● Written task:
Skip every picture and transcribe the remaining material exactly.

● Input records:
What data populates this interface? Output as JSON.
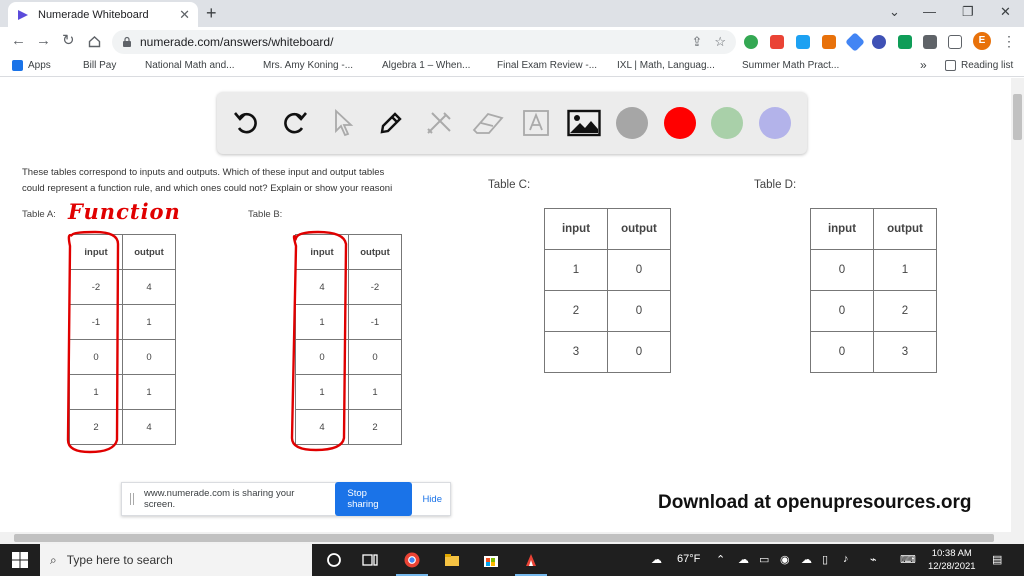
{
  "browser": {
    "tab_title": "Numerade Whiteboard",
    "tab_close": "✕",
    "new_tab": "+",
    "window_controls": {
      "minimize": "⌄",
      "restore": "—",
      "maximize": "❐",
      "close": "✕"
    },
    "url": "numerade.com/answers/whiteboard/",
    "profile_initial": "E",
    "bookmarks": [
      {
        "label": "Apps",
        "color": "#1a73e8"
      },
      {
        "label": "Bill Pay",
        "color": "#ffffff"
      },
      {
        "label": "National Math and...",
        "color": "#c0392b"
      },
      {
        "label": "Mrs. Amy Koning -...",
        "color": "#4a6fa5"
      },
      {
        "label": "Algebra 1 – When...",
        "color": "#7b3fa0"
      },
      {
        "label": "Final Exam Review -...",
        "color": "#1a73e8"
      },
      {
        "label": "IXL | Math, Languag...",
        "color": "#b7c700"
      },
      {
        "label": "Summer Math Pract...",
        "color": "#6d3b2a"
      }
    ],
    "bookmarks_more": "»",
    "reading_list": "Reading list"
  },
  "drawing_toolbar": {
    "colors": [
      "#a6a6a6",
      "#ff0000",
      "#a9d0a9",
      "#b3b3ea"
    ]
  },
  "worksheet": {
    "prompt_line1": "These tables correspond to inputs and outputs. Which of these input and output tables",
    "prompt_line2": "could represent a function rule, and which ones could not? Explain or show your reasoni",
    "table_a": {
      "label": "Table A:",
      "headers": [
        "input",
        "output"
      ],
      "rows": [
        [
          "-2",
          "4"
        ],
        [
          "-1",
          "1"
        ],
        [
          "0",
          "0"
        ],
        [
          "1",
          "1"
        ],
        [
          "2",
          "4"
        ]
      ]
    },
    "table_b": {
      "label": "Table B:",
      "headers": [
        "input",
        "output"
      ],
      "rows": [
        [
          "4",
          "-2"
        ],
        [
          "1",
          "-1"
        ],
        [
          "0",
          "0"
        ],
        [
          "1",
          "1"
        ],
        [
          "4",
          "2"
        ]
      ]
    },
    "table_c": {
      "label": "Table C:",
      "headers": [
        "input",
        "output"
      ],
      "rows": [
        [
          "1",
          "0"
        ],
        [
          "2",
          "0"
        ],
        [
          "3",
          "0"
        ]
      ]
    },
    "table_d": {
      "label": "Table D:",
      "headers": [
        "input",
        "output"
      ],
      "rows": [
        [
          "0",
          "1"
        ],
        [
          "0",
          "2"
        ],
        [
          "0",
          "3"
        ]
      ]
    },
    "handwritten_note": "Function",
    "annotation_color": "#e00000",
    "download_text": "Download at openupresources.org"
  },
  "share_bar": {
    "message": "www.numerade.com is sharing your screen.",
    "stop_label": "Stop sharing",
    "hide_label": "Hide"
  },
  "taskbar": {
    "search_placeholder": "Type here to search",
    "weather": "67°F",
    "time": "10:38 AM",
    "date": "12/28/2021"
  }
}
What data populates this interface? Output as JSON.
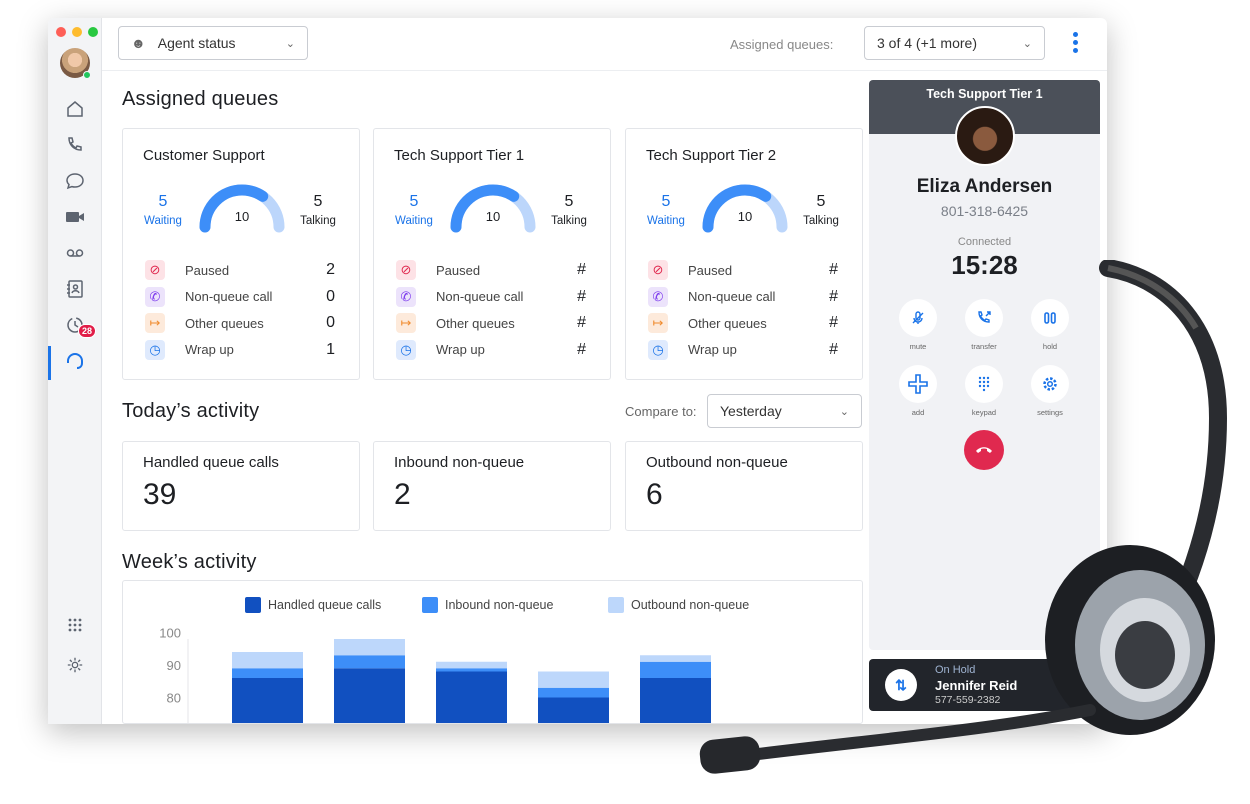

● Result of this task:
What data populates this interface? Output as JSON.
{
  "browser": {
    "tab_title": "Numerade Whiteboard",
    "tab_close": "✕",
    "new_tab": "+",
    "window_controls": {
      "minimize": "⌄",
      "restore": "—",
      "maximize": "❐",
      "close": "✕"
    },
    "url": "numerade.com/answers/whiteboard/",
    "profile_initial": "E",
    "bookmarks": [
      {
        "label": "Apps",
        "color": "#1a73e8"
      },
      {
        "label": "Bill Pay",
        "color": "#ffffff"
      },
      {
        "label": "National Math and...",
        "color": "#c0392b"
      },
      {
        "label": "Mrs. Amy Koning -...",
        "color": "#4a6fa5"
      },
      {
        "label": "Algebra 1 – When...",
        "color": "#7b3fa0"
      },
      {
        "label": "Final Exam Review -...",
        "color": "#1a73e8"
      },
      {
        "label": "IXL | Math, Languag...",
        "color": "#b7c700"
      },
      {
        "label": "Summer Math Pract...",
        "color": "#6d3b2a"
      }
    ],
    "bookmarks_more": "»",
    "reading_list": "Reading list"
  },
  "drawing_toolbar": {
    "colors": [
      "#a6a6a6",
      "#ff0000",
      "#a9d0a9",
      "#b3b3ea"
    ]
  },
  "worksheet": {
    "prompt_line1": "These tables correspond to inputs and outputs. Which of these input and output tables",
    "prompt_line2": "could represent a function rule, and which ones could not? Explain or show your reasoni",
    "table_a": {
      "label": "Table A:",
      "headers": [
        "input",
        "output"
      ],
      "rows": [
        [
          "-2",
          "4"
        ],
        [
          "-1",
          "1"
        ],
        [
          "0",
          "0"
        ],
        [
          "1",
          "1"
        ],
        [
          "2",
          "4"
        ]
      ]
    },
    "table_b": {
      "label": "Table B:",
      "headers": [
        "input",
        "output"
      ],
      "rows": [
        [
          "4",
          "-2"
        ],
        [
          "1",
          "-1"
        ],
        [
          "0",
          "0"
        ],
        [
          "1",
          "1"
        ],
        [
          "4",
          "2"
        ]
      ]
    },
    "table_c": {
      "label": "Table C:",
      "headers": [
        "input",
        "output"
      ],
      "rows": [
        [
          "1",
          "0"
        ],
        [
          "2",
          "0"
        ],
        [
          "3",
          "0"
        ]
      ]
    },
    "table_d": {
      "label": "Table D:",
      "headers": [
        "input",
        "output"
      ],
      "rows": [
        [
          "0",
          "1"
        ],
        [
          "0",
          "2"
        ],
        [
          "0",
          "3"
        ]
      ]
    },
    "handwritten_note": "Function",
    "annotation_color": "#e00000",
    "download_text": "Download at openupresources.org"
  },
  "share_bar": {
    "message": "www.numerade.com is sharing your screen.",
    "stop_label": "Stop sharing",
    "hide_label": "Hide"
  },
  "taskbar": {
    "search_placeholder": "Type here to search",
    "weather": "67°F",
    "time": "10:38 AM",
    "date": "12/28/2021"
  }
}
What data populates this interface? Output as JSON.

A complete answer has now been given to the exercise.